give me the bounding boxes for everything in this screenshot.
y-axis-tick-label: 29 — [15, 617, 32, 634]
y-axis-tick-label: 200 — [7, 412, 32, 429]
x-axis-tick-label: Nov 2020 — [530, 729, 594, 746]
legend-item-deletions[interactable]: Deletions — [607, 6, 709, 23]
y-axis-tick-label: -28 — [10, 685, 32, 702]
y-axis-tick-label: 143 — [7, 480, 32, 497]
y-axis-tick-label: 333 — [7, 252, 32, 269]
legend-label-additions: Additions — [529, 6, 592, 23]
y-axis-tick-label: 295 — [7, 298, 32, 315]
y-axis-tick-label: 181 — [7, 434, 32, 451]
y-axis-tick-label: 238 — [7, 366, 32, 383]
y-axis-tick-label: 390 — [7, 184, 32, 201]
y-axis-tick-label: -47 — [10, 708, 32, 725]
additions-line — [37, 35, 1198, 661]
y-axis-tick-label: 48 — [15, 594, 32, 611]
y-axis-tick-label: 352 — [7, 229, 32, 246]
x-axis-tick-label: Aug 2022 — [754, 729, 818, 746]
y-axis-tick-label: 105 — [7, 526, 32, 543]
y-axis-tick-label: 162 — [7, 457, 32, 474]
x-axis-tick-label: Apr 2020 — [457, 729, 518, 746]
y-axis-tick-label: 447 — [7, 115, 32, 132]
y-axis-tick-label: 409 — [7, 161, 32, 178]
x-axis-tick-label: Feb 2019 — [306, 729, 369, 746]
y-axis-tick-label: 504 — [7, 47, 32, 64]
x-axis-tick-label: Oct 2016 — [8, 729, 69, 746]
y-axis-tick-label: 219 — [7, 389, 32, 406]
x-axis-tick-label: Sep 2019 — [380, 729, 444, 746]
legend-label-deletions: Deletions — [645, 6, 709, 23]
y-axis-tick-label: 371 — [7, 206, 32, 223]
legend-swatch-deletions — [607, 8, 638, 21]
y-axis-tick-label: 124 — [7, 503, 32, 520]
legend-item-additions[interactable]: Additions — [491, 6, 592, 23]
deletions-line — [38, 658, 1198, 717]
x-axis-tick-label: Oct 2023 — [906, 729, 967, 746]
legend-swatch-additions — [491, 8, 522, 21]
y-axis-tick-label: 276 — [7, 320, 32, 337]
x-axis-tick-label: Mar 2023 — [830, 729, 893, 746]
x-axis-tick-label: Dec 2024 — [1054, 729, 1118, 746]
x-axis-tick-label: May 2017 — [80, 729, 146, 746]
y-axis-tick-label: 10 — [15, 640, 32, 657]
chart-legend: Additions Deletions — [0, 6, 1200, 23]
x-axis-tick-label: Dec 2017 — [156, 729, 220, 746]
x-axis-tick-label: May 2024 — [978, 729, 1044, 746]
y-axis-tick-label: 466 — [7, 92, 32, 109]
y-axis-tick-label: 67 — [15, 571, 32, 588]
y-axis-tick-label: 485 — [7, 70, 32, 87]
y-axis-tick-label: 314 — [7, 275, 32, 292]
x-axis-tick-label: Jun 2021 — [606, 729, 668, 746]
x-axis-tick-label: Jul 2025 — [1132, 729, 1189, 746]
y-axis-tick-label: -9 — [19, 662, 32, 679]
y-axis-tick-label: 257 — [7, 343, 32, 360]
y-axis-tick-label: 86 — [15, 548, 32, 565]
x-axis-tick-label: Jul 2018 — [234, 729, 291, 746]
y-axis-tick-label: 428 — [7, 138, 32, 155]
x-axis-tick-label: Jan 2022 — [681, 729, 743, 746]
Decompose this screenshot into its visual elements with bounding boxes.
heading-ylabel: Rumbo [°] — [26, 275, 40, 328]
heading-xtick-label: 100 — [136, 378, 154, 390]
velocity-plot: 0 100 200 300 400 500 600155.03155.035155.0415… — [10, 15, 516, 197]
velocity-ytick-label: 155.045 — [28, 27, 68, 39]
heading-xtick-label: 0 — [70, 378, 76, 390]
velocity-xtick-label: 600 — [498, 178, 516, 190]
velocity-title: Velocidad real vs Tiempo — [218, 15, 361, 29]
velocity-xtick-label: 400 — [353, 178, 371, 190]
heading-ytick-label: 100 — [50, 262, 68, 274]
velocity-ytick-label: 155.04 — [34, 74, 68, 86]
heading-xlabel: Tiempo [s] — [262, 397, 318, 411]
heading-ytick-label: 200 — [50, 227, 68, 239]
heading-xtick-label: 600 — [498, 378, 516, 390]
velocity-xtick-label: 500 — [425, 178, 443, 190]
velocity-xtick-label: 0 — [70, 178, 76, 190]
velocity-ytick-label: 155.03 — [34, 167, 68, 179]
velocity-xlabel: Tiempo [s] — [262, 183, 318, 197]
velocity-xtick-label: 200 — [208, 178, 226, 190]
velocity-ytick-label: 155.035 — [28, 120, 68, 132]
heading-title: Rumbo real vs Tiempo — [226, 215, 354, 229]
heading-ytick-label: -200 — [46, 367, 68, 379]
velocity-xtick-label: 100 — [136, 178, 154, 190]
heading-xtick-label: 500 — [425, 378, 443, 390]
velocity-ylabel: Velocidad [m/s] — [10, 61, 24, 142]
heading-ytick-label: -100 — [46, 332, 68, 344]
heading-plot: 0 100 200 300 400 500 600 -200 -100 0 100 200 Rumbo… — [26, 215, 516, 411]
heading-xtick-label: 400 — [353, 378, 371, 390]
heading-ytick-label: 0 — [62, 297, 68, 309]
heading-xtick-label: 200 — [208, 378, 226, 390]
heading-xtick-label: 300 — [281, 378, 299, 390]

Task statement: Give the rows again from the start through the line that contains "chart-legend: Additions Deletions", replacing "y-axis-tick-label" with "y-tick-label" and leaving everything else unchanged.

Task result:
give me the bounding boxes for everything in this screenshot.
y-tick-label: 29 — [15, 617, 32, 634]
y-tick-label: 200 — [7, 412, 32, 429]
x-axis-tick-label: Nov 2020 — [530, 729, 594, 746]
legend-item-deletions[interactable]: Deletions — [607, 6, 709, 23]
y-tick-label: -28 — [10, 685, 32, 702]
y-tick-label: 143 — [7, 480, 32, 497]
y-tick-label: 333 — [7, 252, 32, 269]
legend-label-additions: Additions — [529, 6, 592, 23]
y-tick-label: 295 — [7, 298, 32, 315]
y-tick-label: 181 — [7, 434, 32, 451]
y-tick-label: 238 — [7, 366, 32, 383]
y-tick-label: 390 — [7, 184, 32, 201]
y-tick-label: -47 — [10, 708, 32, 725]
additions-line — [37, 35, 1198, 661]
y-tick-label: 48 — [15, 594, 32, 611]
y-tick-label: 352 — [7, 229, 32, 246]
x-axis-tick-label: Aug 2022 — [754, 729, 818, 746]
y-tick-label: 105 — [7, 526, 32, 543]
y-tick-label: 162 — [7, 457, 32, 474]
x-axis-tick-label: Apr 2020 — [457, 729, 518, 746]
y-tick-label: 447 — [7, 115, 32, 132]
y-tick-label: 409 — [7, 161, 32, 178]
x-axis-tick-label: Feb 2019 — [306, 729, 369, 746]
y-tick-label: 504 — [7, 47, 32, 64]
x-axis-tick-label: Oct 2016 — [8, 729, 69, 746]
y-tick-label: 219 — [7, 389, 32, 406]
x-axis-tick-label: Sep 2019 — [380, 729, 444, 746]
legend-label-deletions: Deletions — [645, 6, 709, 23]
y-tick-label: 371 — [7, 206, 32, 223]
legend-swatch-deletions — [607, 8, 638, 21]
y-tick-label: 124 — [7, 503, 32, 520]
legend-item-additions[interactable]: Additions — [491, 6, 592, 23]
deletions-line — [38, 658, 1198, 717]
x-axis-tick-label: Oct 2023 — [906, 729, 967, 746]
legend-swatch-additions — [491, 8, 522, 21]
y-tick-label: 276 — [7, 320, 32, 337]
x-axis-tick-label: Mar 2023 — [830, 729, 893, 746]
x-axis-tick-label: Dec 2024 — [1054, 729, 1118, 746]
x-axis-tick-label: May 2017 — [80, 729, 146, 746]
y-tick-label: 10 — [15, 640, 32, 657]
chart-legend: Additions Deletions — [0, 6, 1200, 23]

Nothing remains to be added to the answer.